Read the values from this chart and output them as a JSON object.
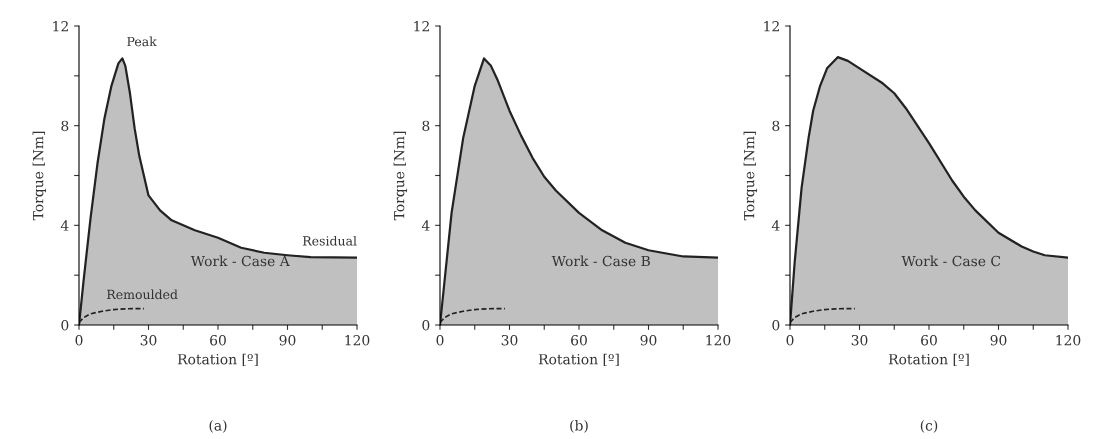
{
  "chart_data": [
    {
      "type": "area",
      "title": "(a)",
      "xlabel": "Rotation [º]",
      "ylabel": "Torque [Nm]",
      "xlim": [
        0,
        120
      ],
      "ylim": [
        0,
        12
      ],
      "xticks": [
        0,
        {
          "value": 15,
          "label": null
        },
        30,
        {
          "value": 45,
          "label": null
        },
        60,
        {
          "value": 75,
          "label": null
        },
        90,
        {
          "value": 105,
          "label": null
        },
        120
      ],
      "yticks": [
        0,
        {
          "value": 2,
          "label": null
        },
        4,
        {
          "value": 6,
          "label": null
        },
        8,
        {
          "value": 10,
          "label": null
        },
        12
      ],
      "grid": false,
      "legend": false,
      "series": [
        {
          "color": "#c0c0c0",
          "x": [
            0,
            2,
            5,
            8,
            11,
            14,
            17,
            18.7,
            20,
            22,
            24,
            26,
            28,
            30,
            35,
            40,
            50,
            60,
            70,
            80,
            90,
            100,
            120
          ],
          "values": [
            0,
            1.8,
            4.3,
            6.5,
            8.3,
            9.6,
            10.5,
            10.7,
            10.4,
            9.3,
            7.9,
            6.8,
            6.0,
            5.2,
            4.6,
            4.2,
            3.8,
            3.5,
            3.1,
            2.9,
            2.8,
            2.72,
            2.7
          ]
        },
        {
          "type": "line",
          "color": "#222222",
          "line_style": "dashed",
          "x": [
            0,
            2,
            5,
            10,
            15,
            20,
            28
          ],
          "values": [
            0.1,
            0.3,
            0.45,
            0.55,
            0.62,
            0.65,
            0.66
          ]
        }
      ],
      "annotations": [
        {
          "text": "Peak",
          "x": 18.7,
          "y": 10.7
        },
        {
          "text": "Residual",
          "x": 120,
          "y": 2.7
        },
        "Work - Case A",
        {
          "text": "Remoulded",
          "x": 10,
          "y": 0.55
        }
      ]
    },
    {
      "type": "area",
      "title": "(b)",
      "xlabel": "Rotation [º]",
      "ylabel": "Torque [Nm]",
      "xlim": [
        0,
        120
      ],
      "ylim": [
        0,
        12
      ],
      "xticks": [
        0,
        {
          "value": 15,
          "label": null
        },
        30,
        {
          "value": 45,
          "label": null
        },
        60,
        {
          "value": 75,
          "label": null
        },
        90,
        {
          "value": 105,
          "label": null
        },
        120
      ],
      "yticks": [
        0,
        {
          "value": 2,
          "label": null
        },
        4,
        {
          "value": 6,
          "label": null
        },
        8,
        {
          "value": 10,
          "label": null
        },
        12
      ],
      "grid": false,
      "legend": false,
      "series": [
        {
          "color": "#c0c0c0",
          "x": [
            0,
            5,
            10,
            15,
            19,
            22,
            25,
            30,
            35,
            40,
            45,
            50,
            60,
            70,
            80,
            90,
            105,
            120
          ],
          "values": [
            0,
            4.5,
            7.5,
            9.6,
            10.7,
            10.4,
            9.8,
            8.6,
            7.6,
            6.7,
            5.95,
            5.4,
            4.5,
            3.8,
            3.3,
            3.0,
            2.75,
            2.7
          ]
        },
        {
          "type": "line",
          "color": "#222222",
          "line_style": "dashed",
          "x": [
            0,
            2,
            5,
            10,
            15,
            20,
            28
          ],
          "values": [
            0.1,
            0.3,
            0.45,
            0.55,
            0.62,
            0.65,
            0.66
          ]
        }
      ],
      "annotations": [
        "Work - Case B"
      ]
    },
    {
      "type": "area",
      "title": "(c)",
      "xlabel": "Rotation [º]",
      "ylabel": "Torque [Nm]",
      "xlim": [
        0,
        120
      ],
      "ylim": [
        0,
        12
      ],
      "xticks": [
        0,
        {
          "value": 15,
          "label": null
        },
        30,
        {
          "value": 45,
          "label": null
        },
        60,
        {
          "value": 75,
          "label": null
        },
        90,
        {
          "value": 105,
          "label": null
        },
        120
      ],
      "yticks": [
        0,
        {
          "value": 2,
          "label": null
        },
        4,
        {
          "value": 6,
          "label": null
        },
        8,
        {
          "value": 10,
          "label": null
        },
        12
      ],
      "grid": false,
      "legend": false,
      "series": [
        {
          "color": "#c0c0c0",
          "x": [
            0,
            2,
            5,
            8,
            10,
            13,
            16,
            20.6,
            25,
            30,
            40,
            45,
            50,
            60,
            70,
            75,
            80,
            90,
            100,
            105,
            110,
            120
          ],
          "values": [
            0,
            2.5,
            5.5,
            7.5,
            8.6,
            9.6,
            10.3,
            10.75,
            10.6,
            10.3,
            9.7,
            9.3,
            8.7,
            7.3,
            5.8,
            5.15,
            4.6,
            3.7,
            3.15,
            2.95,
            2.8,
            2.7
          ]
        },
        {
          "type": "line",
          "color": "#222222",
          "line_style": "dashed",
          "x": [
            0,
            2,
            5,
            10,
            15,
            20,
            28
          ],
          "values": [
            0.1,
            0.3,
            0.45,
            0.55,
            0.62,
            0.65,
            0.66
          ]
        }
      ],
      "annotations": [
        "Work - Case C"
      ]
    }
  ]
}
:::::
Work instructions:
Every record is to be reproduced exactly, with no pictures included.

Full solution:
Read the values from this chart and output them as a JSON object.
{
  "chart_data": [
    {
      "type": "area",
      "title": "(a)",
      "xlabel": "Rotation [º]",
      "ylabel": "Torque [Nm]",
      "xlim": [
        0,
        120
      ],
      "ylim": [
        0,
        12
      ],
      "xticks": [
        0,
        {
          "value": 15,
          "label": null
        },
        30,
        {
          "value": 45,
          "label": null
        },
        60,
        {
          "value": 75,
          "label": null
        },
        90,
        {
          "value": 105,
          "label": null
        },
        120
      ],
      "yticks": [
        0,
        {
          "value": 2,
          "label": null
        },
        4,
        {
          "value": 6,
          "label": null
        },
        8,
        {
          "value": 10,
          "label": null
        },
        12
      ],
      "grid": false,
      "legend": false,
      "series": [
        {
          "color": "#c0c0c0",
          "x": [
            0,
            2,
            5,
            8,
            11,
            14,
            17,
            18.7,
            20,
            22,
            24,
            26,
            28,
            30,
            35,
            40,
            50,
            60,
            70,
            80,
            90,
            100,
            120
          ],
          "values": [
            0,
            1.8,
            4.3,
            6.5,
            8.3,
            9.6,
            10.5,
            10.7,
            10.4,
            9.3,
            7.9,
            6.8,
            6.0,
            5.2,
            4.6,
            4.2,
            3.8,
            3.5,
            3.1,
            2.9,
            2.8,
            2.72,
            2.7
          ]
        },
        {
          "type": "line",
          "color": "#222222",
          "line_style": "dashed",
          "x": [
            0,
            2,
            5,
            10,
            15,
            20,
            28
          ],
          "values": [
            0.1,
            0.3,
            0.45,
            0.55,
            0.62,
            0.65,
            0.66
          ]
        }
      ],
      "annotations": [
        {
          "text": "Peak",
          "x": 18.7,
          "y": 10.7
        },
        {
          "text": "Residual",
          "x": 120,
          "y": 2.7
        },
        "Work - Case A",
        {
          "text": "Remoulded",
          "x": 10,
          "y": 0.55
        }
      ]
    },
    {
      "type": "area",
      "title": "(b)",
      "xlabel": "Rotation [º]",
      "ylabel": "Torque [Nm]",
      "xlim": [
        0,
        120
      ],
      "ylim": [
        0,
        12
      ],
      "xticks": [
        0,
        {
          "value": 15,
          "label": null
        },
        30,
        {
          "value": 45,
          "label": null
        },
        60,
        {
          "value": 75,
          "label": null
        },
        90,
        {
          "value": 105,
          "label": null
        },
        120
      ],
      "yticks": [
        0,
        {
          "value": 2,
          "label": null
        },
        4,
        {
          "value": 6,
          "label": null
        },
        8,
        {
          "value": 10,
          "label": null
        },
        12
      ],
      "grid": false,
      "legend": false,
      "series": [
        {
          "color": "#c0c0c0",
          "x": [
            0,
            5,
            10,
            15,
            19,
            22,
            25,
            30,
            35,
            40,
            45,
            50,
            60,
            70,
            80,
            90,
            105,
            120
          ],
          "values": [
            0,
            4.5,
            7.5,
            9.6,
            10.7,
            10.4,
            9.8,
            8.6,
            7.6,
            6.7,
            5.95,
            5.4,
            4.5,
            3.8,
            3.3,
            3.0,
            2.75,
            2.7
          ]
        },
        {
          "type": "line",
          "color": "#222222",
          "line_style": "dashed",
          "x": [
            0,
            2,
            5,
            10,
            15,
            20,
            28
          ],
          "values": [
            0.1,
            0.3,
            0.45,
            0.55,
            0.62,
            0.65,
            0.66
          ]
        }
      ],
      "annotations": [
        "Work - Case B"
      ]
    },
    {
      "type": "area",
      "title": "(c)",
      "xlabel": "Rotation [º]",
      "ylabel": "Torque [Nm]",
      "xlim": [
        0,
        120
      ],
      "ylim": [
        0,
        12
      ],
      "xticks": [
        0,
        {
          "value": 15,
          "label": null
        },
        30,
        {
          "value": 45,
          "label": null
        },
        60,
        {
          "value": 75,
          "label": null
        },
        90,
        {
          "value": 105,
          "label": null
        },
        120
      ],
      "yticks": [
        0,
        {
          "value": 2,
          "label": null
        },
        4,
        {
          "value": 6,
          "label": null
        },
        8,
        {
          "value": 10,
          "label": null
        },
        12
      ],
      "grid": false,
      "legend": false,
      "series": [
        {
          "color": "#c0c0c0",
          "x": [
            0,
            2,
            5,
            8,
            10,
            13,
            16,
            20.6,
            25,
            30,
            40,
            45,
            50,
            60,
            70,
            75,
            80,
            90,
            100,
            105,
            110,
            120
          ],
          "values": [
            0,
            2.5,
            5.5,
            7.5,
            8.6,
            9.6,
            10.3,
            10.75,
            10.6,
            10.3,
            9.7,
            9.3,
            8.7,
            7.3,
            5.8,
            5.15,
            4.6,
            3.7,
            3.15,
            2.95,
            2.8,
            2.7
          ]
        },
        {
          "type": "line",
          "color": "#222222",
          "line_style": "dashed",
          "x": [
            0,
            2,
            5,
            10,
            15,
            20,
            28
          ],
          "values": [
            0.1,
            0.3,
            0.45,
            0.55,
            0.62,
            0.65,
            0.66
          ]
        }
      ],
      "annotations": [
        "Work - Case C"
      ]
    }
  ]
}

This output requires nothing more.